*What you should do*
Count the lines in the listing below that include the string "score", and reply with the number alone.

Layout element entries:
§
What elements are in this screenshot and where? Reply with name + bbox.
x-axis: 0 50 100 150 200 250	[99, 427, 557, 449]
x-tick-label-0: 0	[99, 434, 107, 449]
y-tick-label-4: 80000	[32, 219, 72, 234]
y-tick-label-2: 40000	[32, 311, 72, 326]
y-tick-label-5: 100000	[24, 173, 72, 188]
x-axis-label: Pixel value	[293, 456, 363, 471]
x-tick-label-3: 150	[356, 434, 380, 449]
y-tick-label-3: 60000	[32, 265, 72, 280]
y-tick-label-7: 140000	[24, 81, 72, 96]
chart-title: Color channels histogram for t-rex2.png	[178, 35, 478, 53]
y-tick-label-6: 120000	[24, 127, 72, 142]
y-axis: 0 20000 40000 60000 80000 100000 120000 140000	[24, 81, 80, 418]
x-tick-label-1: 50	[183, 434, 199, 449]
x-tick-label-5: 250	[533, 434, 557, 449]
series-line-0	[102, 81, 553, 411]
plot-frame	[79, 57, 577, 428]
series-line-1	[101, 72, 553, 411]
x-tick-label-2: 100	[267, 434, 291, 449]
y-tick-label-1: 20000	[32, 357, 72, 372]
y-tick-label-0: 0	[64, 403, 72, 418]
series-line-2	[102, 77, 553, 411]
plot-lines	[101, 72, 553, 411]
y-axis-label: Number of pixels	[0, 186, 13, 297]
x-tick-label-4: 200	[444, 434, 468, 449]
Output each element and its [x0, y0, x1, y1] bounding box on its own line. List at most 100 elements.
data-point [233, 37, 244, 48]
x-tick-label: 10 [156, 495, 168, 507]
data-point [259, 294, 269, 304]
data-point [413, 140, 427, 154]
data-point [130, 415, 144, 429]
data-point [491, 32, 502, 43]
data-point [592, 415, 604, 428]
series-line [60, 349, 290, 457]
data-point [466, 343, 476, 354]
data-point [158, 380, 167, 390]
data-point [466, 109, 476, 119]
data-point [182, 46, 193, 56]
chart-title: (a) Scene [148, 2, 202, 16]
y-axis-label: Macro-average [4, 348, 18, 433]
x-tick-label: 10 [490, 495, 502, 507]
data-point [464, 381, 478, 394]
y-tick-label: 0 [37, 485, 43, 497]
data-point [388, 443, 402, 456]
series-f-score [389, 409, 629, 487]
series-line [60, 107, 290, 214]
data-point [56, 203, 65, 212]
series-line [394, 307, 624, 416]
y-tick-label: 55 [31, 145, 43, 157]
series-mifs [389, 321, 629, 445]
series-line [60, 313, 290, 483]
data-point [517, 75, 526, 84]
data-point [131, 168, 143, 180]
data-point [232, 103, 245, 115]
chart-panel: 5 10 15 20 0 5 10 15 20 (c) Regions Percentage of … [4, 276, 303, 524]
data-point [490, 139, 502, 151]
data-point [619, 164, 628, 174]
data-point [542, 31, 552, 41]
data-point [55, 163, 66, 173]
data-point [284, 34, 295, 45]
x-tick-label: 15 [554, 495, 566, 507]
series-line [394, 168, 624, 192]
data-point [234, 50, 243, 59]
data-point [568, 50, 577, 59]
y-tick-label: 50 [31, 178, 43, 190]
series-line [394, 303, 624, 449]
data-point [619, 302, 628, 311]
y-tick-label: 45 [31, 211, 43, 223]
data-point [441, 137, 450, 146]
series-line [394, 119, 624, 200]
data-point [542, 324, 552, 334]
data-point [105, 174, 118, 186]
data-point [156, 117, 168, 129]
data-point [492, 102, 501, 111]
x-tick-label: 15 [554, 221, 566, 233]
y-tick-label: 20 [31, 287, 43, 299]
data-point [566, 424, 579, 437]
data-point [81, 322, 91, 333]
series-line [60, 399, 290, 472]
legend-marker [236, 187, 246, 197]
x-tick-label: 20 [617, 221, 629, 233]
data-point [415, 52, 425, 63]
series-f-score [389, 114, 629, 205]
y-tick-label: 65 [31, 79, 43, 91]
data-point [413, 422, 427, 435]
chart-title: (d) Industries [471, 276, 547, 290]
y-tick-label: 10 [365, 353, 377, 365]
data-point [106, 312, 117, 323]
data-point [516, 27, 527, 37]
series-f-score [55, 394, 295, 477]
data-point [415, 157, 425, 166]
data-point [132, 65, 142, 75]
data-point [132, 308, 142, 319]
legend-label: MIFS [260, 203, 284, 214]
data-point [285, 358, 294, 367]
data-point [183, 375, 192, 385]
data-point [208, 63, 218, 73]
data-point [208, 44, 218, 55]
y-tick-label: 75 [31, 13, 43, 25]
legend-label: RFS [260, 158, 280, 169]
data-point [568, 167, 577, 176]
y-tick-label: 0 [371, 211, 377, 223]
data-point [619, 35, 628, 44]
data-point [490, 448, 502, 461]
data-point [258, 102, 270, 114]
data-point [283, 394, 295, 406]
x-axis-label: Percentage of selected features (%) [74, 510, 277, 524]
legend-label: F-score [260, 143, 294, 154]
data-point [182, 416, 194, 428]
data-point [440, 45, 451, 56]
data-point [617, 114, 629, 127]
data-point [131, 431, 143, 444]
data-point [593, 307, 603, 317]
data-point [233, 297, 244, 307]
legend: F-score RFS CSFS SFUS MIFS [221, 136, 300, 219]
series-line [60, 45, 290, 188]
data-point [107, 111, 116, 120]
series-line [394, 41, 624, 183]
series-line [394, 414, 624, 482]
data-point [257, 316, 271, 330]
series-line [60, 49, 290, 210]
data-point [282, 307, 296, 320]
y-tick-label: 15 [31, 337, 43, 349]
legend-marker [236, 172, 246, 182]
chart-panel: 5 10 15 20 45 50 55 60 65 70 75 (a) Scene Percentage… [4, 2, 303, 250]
§
*Correct response*
5